%%

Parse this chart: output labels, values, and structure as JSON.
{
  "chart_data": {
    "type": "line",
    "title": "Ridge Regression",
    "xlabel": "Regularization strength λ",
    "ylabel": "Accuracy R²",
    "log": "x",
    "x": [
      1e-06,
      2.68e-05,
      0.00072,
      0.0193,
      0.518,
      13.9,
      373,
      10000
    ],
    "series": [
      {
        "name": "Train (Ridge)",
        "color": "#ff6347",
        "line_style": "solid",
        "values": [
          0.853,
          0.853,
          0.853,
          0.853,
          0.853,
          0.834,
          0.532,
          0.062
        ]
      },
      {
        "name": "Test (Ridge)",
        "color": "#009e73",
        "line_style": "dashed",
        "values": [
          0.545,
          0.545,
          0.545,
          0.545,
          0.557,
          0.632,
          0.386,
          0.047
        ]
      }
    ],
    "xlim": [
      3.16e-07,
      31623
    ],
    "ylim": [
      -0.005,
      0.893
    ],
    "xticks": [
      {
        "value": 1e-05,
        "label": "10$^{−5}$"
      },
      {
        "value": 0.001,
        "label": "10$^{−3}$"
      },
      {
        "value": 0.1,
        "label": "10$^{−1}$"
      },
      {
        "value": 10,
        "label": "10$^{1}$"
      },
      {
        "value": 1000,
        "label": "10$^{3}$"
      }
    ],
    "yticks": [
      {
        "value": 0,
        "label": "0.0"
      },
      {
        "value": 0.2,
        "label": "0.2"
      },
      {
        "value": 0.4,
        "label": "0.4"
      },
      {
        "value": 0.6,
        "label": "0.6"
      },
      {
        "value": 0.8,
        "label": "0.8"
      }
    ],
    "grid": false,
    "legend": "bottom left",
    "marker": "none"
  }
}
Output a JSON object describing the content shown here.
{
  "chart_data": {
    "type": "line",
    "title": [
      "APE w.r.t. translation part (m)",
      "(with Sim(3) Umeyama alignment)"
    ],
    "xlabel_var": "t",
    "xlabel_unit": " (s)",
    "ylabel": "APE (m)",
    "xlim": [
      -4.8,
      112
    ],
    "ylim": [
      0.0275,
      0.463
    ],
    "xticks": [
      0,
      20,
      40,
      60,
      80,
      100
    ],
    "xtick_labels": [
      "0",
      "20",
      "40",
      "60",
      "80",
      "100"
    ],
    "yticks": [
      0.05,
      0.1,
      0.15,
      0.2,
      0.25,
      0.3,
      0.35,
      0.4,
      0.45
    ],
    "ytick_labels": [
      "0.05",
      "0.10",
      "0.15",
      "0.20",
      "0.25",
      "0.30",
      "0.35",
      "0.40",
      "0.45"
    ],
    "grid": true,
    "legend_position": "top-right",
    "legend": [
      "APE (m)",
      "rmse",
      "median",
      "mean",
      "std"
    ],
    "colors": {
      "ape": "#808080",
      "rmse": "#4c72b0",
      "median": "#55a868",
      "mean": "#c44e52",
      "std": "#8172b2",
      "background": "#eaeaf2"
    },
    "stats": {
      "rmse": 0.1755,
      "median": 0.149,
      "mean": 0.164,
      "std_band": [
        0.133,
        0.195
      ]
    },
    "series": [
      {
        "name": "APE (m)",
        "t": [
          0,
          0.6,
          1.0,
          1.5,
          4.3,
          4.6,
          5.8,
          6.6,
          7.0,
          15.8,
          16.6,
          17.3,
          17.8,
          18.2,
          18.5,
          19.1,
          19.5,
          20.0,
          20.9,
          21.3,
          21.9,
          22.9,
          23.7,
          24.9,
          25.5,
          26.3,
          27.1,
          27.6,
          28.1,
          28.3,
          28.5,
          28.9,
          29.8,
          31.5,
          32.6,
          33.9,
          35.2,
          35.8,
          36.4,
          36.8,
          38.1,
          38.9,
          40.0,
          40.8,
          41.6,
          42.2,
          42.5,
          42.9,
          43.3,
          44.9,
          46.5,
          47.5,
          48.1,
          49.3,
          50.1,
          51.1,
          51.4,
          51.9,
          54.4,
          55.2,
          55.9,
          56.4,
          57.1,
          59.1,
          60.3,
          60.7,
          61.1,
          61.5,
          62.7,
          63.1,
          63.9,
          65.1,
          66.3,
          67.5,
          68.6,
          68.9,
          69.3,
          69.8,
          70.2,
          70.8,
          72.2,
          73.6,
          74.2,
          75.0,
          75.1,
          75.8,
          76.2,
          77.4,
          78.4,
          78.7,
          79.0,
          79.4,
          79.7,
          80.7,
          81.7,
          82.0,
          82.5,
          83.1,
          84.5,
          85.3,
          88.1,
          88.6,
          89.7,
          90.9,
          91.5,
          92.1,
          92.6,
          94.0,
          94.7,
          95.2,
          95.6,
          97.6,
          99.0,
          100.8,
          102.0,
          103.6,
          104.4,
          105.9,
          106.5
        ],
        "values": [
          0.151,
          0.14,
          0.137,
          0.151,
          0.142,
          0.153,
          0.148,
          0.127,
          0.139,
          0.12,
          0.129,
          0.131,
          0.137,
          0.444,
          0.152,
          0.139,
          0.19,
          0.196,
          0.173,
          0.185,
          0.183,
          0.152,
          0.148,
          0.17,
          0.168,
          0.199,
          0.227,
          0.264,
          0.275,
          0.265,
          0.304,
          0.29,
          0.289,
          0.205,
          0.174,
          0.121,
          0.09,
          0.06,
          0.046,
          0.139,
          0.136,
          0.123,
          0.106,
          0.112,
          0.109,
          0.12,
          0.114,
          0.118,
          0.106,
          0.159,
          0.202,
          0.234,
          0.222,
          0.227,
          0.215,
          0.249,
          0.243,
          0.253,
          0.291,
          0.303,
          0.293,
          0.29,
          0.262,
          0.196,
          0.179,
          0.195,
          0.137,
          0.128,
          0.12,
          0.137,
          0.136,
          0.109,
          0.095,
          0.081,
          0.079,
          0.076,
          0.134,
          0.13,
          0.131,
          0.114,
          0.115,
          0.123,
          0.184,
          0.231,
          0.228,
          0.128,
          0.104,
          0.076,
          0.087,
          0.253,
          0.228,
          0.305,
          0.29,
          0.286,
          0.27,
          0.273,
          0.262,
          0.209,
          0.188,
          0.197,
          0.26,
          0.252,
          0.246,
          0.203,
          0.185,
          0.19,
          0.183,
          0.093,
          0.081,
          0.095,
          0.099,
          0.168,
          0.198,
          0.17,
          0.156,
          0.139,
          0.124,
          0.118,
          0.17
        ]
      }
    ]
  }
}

%%

## [Required task]
Write the entire listing out again, word for word.

## [Response below]
Parse this chart: output labels, values, and structure as JSON.
{
  "chart_data": {
    "type": "line",
    "title": "Ridge Regression",
    "xlabel": "Regularization strength λ",
    "ylabel": "Accuracy R²",
    "log": "x",
    "x": [
      1e-06,
      2.68e-05,
      0.00072,
      0.0193,
      0.518,
      13.9,
      373,
      10000
    ],
    "series": [
      {
        "name": "Train (Ridge)",
        "color": "#ff6347",
        "line_style": "solid",
        "values": [
          0.853,
          0.853,
          0.853,
          0.853,
          0.853,
          0.834,
          0.532,
          0.062
        ]
      },
      {
        "name": "Test (Ridge)",
        "color": "#009e73",
        "line_style": "dashed",
        "values": [
          0.545,
          0.545,
          0.545,
          0.545,
          0.557,
          0.632,
          0.386,
          0.047
        ]
      }
    ],
    "xlim": [
      3.16e-07,
      31623
    ],
    "ylim": [
      -0.005,
      0.893
    ],
    "xticks": [
      {
        "value": 1e-05,
        "label": "10$^{−5}$"
      },
      {
        "value": 0.001,
        "label": "10$^{−3}$"
      },
      {
        "value": 0.1,
        "label": "10$^{−1}$"
      },
      {
        "value": 10,
        "label": "10$^{1}$"
      },
      {
        "value": 1000,
        "label": "10$^{3}$"
      }
    ],
    "yticks": [
      {
        "value": 0,
        "label": "0.0"
      },
      {
        "value": 0.2,
        "label": "0.2"
      },
      {
        "value": 0.4,
        "label": "0.4"
      },
      {
        "value": 0.6,
        "label": "0.6"
      },
      {
        "value": 0.8,
        "label": "0.8"
      }
    ],
    "grid": false,
    "legend": "bottom left",
    "marker": "none"
  }
}
Output a JSON object describing the content shown here.
{
  "chart_data": {
    "type": "line",
    "title": [
      "APE w.r.t. translation part (m)",
      "(with Sim(3) Umeyama alignment)"
    ],
    "xlabel_var": "t",
    "xlabel_unit": " (s)",
    "ylabel": "APE (m)",
    "xlim": [
      -4.8,
      112
    ],
    "ylim": [
      0.0275,
      0.463
    ],
    "xticks": [
      0,
      20,
      40,
      60,
      80,
      100
    ],
    "xtick_labels": [
      "0",
      "20",
      "40",
      "60",
      "80",
      "100"
    ],
    "yticks": [
      0.05,
      0.1,
      0.15,
      0.2,
      0.25,
      0.3,
      0.35,
      0.4,
      0.45
    ],
    "ytick_labels": [
      "0.05",
      "0.10",
      "0.15",
      "0.20",
      "0.25",
      "0.30",
      "0.35",
      "0.40",
      "0.45"
    ],
    "grid": true,
    "legend_position": "top-right",
    "legend": [
      "APE (m)",
      "rmse",
      "median",
      "mean",
      "std"
    ],
    "colors": {
      "ape": "#808080",
      "rmse": "#4c72b0",
      "median": "#55a868",
      "mean": "#c44e52",
      "std": "#8172b2",
      "background": "#eaeaf2"
    },
    "stats": {
      "rmse": 0.1755,
      "median": 0.149,
      "mean": 0.164,
      "std_band": [
        0.133,
        0.195
      ]
    },
    "series": [
      {
        "name": "APE (m)",
        "t": [
          0,
          0.6,
          1.0,
          1.5,
          4.3,
          4.6,
          5.8,
          6.6,
          7.0,
          15.8,
          16.6,
          17.3,
          17.8,
          18.2,
          18.5,
          19.1,
          19.5,
          20.0,
          20.9,
          21.3,
          21.9,
          22.9,
          23.7,
          24.9,
          25.5,
          26.3,
          27.1,
          27.6,
          28.1,
          28.3,
          28.5,
          28.9,
          29.8,
          31.5,
          32.6,
          33.9,
          35.2,
          35.8,
          36.4,
          36.8,
          38.1,
          38.9,
          40.0,
          40.8,
          41.6,
          42.2,
          42.5,
          42.9,
          43.3,
          44.9,
          46.5,
          47.5,
          48.1,
          49.3,
          50.1,
          51.1,
          51.4,
          51.9,
          54.4,
          55.2,
          55.9,
          56.4,
          57.1,
          59.1,
          60.3,
          60.7,
          61.1,
          61.5,
          62.7,
          63.1,
          63.9,
          65.1,
          66.3,
          67.5,
          68.6,
          68.9,
          69.3,
          69.8,
          70.2,
          70.8,
          72.2,
          73.6,
          74.2,
          75.0,
          75.1,
          75.8,
          76.2,
          77.4,
          78.4,
          78.7,
          79.0,
          79.4,
          79.7,
          80.7,
          81.7,
          82.0,
          82.5,
          83.1,
          84.5,
          85.3,
          88.1,
          88.6,
          89.7,
          90.9,
          91.5,
          92.1,
          92.6,
          94.0,
          94.7,
          95.2,
          95.6,
          97.6,
          99.0,
          100.8,
          102.0,
          103.6,
          104.4,
          105.9,
          106.5
        ],
        "values": [
          0.151,
          0.14,
          0.137,
          0.151,
          0.142,
          0.153,
          0.148,
          0.127,
          0.139,
          0.12,
          0.129,
          0.131,
          0.137,
          0.444,
          0.152,
          0.139,
          0.19,
          0.196,
          0.173,
          0.185,
          0.183,
          0.152,
          0.148,
          0.17,
          0.168,
          0.199,
          0.227,
          0.264,
          0.275,
          0.265,
          0.304,
          0.29,
          0.289,
          0.205,
          0.174,
          0.121,
          0.09,
          0.06,
          0.046,
          0.139,
          0.136,
          0.123,
          0.106,
          0.112,
          0.109,
          0.12,
          0.114,
          0.118,
          0.106,
          0.159,
          0.202,
          0.234,
          0.222,
          0.227,
          0.215,
          0.249,
          0.243,
          0.253,
          0.291,
          0.303,
          0.293,
          0.29,
          0.262,
          0.196,
          0.179,
          0.195,
          0.137,
          0.128,
          0.12,
          0.137,
          0.136,
          0.109,
          0.095,
          0.081,
          0.079,
          0.076,
          0.134,
          0.13,
          0.131,
          0.114,
          0.115,
          0.123,
          0.184,
          0.231,
          0.228,
          0.128,
          0.104,
          0.076,
          0.087,
          0.253,
          0.228,
          0.305,
          0.29,
          0.286,
          0.27,
          0.273,
          0.262,
          0.209,
          0.188,
          0.197,
          0.26,
          0.252,
          0.246,
          0.203,
          0.185,
          0.19,
          0.183,
          0.093,
          0.081,
          0.095,
          0.099,
          0.168,
          0.198,
          0.17,
          0.156,
          0.139,
          0.124,
          0.118,
          0.17
        ]
      }
    ]
  }
}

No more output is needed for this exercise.